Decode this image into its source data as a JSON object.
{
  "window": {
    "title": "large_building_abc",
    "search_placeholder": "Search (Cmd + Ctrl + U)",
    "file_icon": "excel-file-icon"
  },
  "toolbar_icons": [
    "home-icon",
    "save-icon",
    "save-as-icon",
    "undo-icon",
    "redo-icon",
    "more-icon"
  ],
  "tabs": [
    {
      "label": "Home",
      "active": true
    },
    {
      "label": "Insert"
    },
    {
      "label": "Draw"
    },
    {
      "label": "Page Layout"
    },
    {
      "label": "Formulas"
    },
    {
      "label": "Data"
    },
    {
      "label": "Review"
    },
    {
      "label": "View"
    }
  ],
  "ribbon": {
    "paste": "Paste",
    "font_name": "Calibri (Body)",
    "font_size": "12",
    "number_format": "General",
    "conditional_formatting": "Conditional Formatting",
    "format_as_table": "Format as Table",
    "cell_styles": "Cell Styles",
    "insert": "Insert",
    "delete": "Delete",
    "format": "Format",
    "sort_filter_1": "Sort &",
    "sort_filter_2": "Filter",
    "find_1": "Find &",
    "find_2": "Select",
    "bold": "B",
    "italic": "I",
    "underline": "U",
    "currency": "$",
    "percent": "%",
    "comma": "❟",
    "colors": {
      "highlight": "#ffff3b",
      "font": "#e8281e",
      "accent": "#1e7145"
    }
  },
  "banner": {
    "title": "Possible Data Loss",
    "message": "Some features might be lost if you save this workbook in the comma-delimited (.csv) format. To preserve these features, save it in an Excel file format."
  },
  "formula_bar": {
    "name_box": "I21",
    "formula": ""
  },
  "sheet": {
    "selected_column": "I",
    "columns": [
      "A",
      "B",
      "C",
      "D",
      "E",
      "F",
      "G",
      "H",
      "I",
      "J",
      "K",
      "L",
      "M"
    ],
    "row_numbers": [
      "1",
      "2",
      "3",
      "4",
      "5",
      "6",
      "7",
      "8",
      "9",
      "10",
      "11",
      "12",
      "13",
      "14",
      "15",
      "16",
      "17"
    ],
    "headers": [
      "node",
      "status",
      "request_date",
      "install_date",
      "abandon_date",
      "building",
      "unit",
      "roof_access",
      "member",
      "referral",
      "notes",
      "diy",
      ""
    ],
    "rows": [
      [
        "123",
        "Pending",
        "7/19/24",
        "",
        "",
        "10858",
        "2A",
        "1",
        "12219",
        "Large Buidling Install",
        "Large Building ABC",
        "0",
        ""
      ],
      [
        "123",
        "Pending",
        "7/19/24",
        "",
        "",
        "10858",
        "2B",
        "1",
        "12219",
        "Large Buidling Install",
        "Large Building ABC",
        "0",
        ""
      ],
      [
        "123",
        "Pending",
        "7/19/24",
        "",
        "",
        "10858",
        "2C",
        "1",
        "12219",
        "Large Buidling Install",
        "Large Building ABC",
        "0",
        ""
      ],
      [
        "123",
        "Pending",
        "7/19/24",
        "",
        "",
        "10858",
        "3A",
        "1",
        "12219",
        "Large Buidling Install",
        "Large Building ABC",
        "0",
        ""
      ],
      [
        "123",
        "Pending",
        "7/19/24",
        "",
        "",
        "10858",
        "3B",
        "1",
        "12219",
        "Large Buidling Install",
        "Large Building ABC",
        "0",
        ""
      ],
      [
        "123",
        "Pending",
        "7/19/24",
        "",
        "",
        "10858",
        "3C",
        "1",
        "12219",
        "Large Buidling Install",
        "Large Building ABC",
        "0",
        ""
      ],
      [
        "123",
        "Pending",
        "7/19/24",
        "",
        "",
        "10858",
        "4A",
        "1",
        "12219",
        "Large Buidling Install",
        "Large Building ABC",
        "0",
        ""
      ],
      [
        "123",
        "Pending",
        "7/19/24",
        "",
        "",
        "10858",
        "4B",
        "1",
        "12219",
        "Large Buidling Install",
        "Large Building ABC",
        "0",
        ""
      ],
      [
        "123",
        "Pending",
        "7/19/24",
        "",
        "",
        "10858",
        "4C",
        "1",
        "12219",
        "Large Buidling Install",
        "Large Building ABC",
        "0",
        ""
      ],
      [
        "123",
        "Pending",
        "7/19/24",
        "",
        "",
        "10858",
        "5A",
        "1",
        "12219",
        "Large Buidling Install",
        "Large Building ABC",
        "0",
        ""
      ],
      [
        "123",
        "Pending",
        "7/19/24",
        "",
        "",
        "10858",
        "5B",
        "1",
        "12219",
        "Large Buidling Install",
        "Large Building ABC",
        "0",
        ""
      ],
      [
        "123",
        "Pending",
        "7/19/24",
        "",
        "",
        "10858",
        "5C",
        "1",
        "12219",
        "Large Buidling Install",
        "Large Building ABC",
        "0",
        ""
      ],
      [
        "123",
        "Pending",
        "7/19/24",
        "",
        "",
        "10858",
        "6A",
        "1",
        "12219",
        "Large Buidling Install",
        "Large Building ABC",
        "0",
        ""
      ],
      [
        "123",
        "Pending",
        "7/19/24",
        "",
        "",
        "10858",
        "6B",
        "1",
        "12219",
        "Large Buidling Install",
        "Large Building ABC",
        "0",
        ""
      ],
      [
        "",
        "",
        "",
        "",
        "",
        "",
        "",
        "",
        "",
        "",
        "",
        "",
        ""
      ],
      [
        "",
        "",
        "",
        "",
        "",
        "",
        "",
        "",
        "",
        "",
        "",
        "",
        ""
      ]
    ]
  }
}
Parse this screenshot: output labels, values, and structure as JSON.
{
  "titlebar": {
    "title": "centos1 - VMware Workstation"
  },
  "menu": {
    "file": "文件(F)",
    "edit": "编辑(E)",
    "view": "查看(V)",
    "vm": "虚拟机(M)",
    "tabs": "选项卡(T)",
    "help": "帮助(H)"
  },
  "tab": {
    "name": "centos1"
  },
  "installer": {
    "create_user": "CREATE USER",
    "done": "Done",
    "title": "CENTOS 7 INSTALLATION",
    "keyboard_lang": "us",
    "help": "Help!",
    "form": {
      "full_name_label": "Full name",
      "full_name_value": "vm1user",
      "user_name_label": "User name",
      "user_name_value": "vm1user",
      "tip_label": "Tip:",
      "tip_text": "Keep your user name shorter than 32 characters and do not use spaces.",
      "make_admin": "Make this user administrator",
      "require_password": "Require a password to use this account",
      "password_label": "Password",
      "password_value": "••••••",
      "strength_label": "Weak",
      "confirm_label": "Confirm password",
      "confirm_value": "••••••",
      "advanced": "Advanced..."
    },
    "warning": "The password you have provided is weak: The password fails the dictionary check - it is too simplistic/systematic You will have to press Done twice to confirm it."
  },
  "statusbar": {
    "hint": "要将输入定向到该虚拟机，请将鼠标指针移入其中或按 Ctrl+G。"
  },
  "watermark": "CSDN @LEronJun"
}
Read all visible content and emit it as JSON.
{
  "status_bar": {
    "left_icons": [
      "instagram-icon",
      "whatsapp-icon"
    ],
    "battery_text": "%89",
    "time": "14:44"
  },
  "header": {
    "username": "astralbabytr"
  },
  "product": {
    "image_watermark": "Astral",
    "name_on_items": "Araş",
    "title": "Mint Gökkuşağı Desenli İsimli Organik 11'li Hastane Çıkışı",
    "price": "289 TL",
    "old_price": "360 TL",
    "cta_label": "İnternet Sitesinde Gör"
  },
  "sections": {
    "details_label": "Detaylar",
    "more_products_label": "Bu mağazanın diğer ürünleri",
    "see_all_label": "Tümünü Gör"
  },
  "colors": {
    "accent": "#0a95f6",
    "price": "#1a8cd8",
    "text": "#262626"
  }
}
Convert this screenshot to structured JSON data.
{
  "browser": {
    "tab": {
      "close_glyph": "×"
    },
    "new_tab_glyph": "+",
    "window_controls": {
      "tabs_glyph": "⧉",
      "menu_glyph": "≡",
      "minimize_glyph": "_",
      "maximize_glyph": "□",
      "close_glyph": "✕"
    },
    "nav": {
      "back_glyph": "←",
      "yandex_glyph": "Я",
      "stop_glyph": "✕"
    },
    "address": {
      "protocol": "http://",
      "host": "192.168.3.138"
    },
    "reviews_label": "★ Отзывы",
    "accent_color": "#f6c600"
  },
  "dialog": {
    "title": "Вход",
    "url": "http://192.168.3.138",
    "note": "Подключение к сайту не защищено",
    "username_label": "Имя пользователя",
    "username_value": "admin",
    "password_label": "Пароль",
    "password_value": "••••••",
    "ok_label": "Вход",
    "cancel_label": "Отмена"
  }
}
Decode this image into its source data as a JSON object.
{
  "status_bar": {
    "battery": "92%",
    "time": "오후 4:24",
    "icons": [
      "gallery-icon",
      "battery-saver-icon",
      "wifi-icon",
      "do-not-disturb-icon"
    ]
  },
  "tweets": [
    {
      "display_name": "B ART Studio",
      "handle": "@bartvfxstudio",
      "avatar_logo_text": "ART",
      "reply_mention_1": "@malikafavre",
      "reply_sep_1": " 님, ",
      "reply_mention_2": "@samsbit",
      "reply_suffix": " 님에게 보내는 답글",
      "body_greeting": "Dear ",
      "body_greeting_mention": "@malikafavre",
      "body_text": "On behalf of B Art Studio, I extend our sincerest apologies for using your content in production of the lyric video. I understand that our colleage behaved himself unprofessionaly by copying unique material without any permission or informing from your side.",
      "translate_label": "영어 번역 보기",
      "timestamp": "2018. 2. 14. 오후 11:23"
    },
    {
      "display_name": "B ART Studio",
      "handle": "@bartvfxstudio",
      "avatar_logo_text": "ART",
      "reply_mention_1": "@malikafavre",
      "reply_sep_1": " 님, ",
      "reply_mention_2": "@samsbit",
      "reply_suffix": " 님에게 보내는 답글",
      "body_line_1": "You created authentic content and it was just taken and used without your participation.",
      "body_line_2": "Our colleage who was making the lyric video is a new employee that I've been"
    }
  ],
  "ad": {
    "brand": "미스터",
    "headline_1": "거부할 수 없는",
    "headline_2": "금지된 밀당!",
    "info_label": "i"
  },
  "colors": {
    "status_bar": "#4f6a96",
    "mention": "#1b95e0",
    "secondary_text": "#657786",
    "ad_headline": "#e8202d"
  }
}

* * * * * * *

> INSTRUCTION
Copy each line holding the word "colleage" from the listing above.

> TASK ANSWER
      "body_text": "On behalf of B Art Studio, I extend our sincerest apologies for using your content in production of the lyric video. I understand that our colleage behaved himself unprofessionaly by copying unique material without any permission or informing from your side.",
      "body_line_2": "Our colleage who was making the lyric video is a new employee that I've been"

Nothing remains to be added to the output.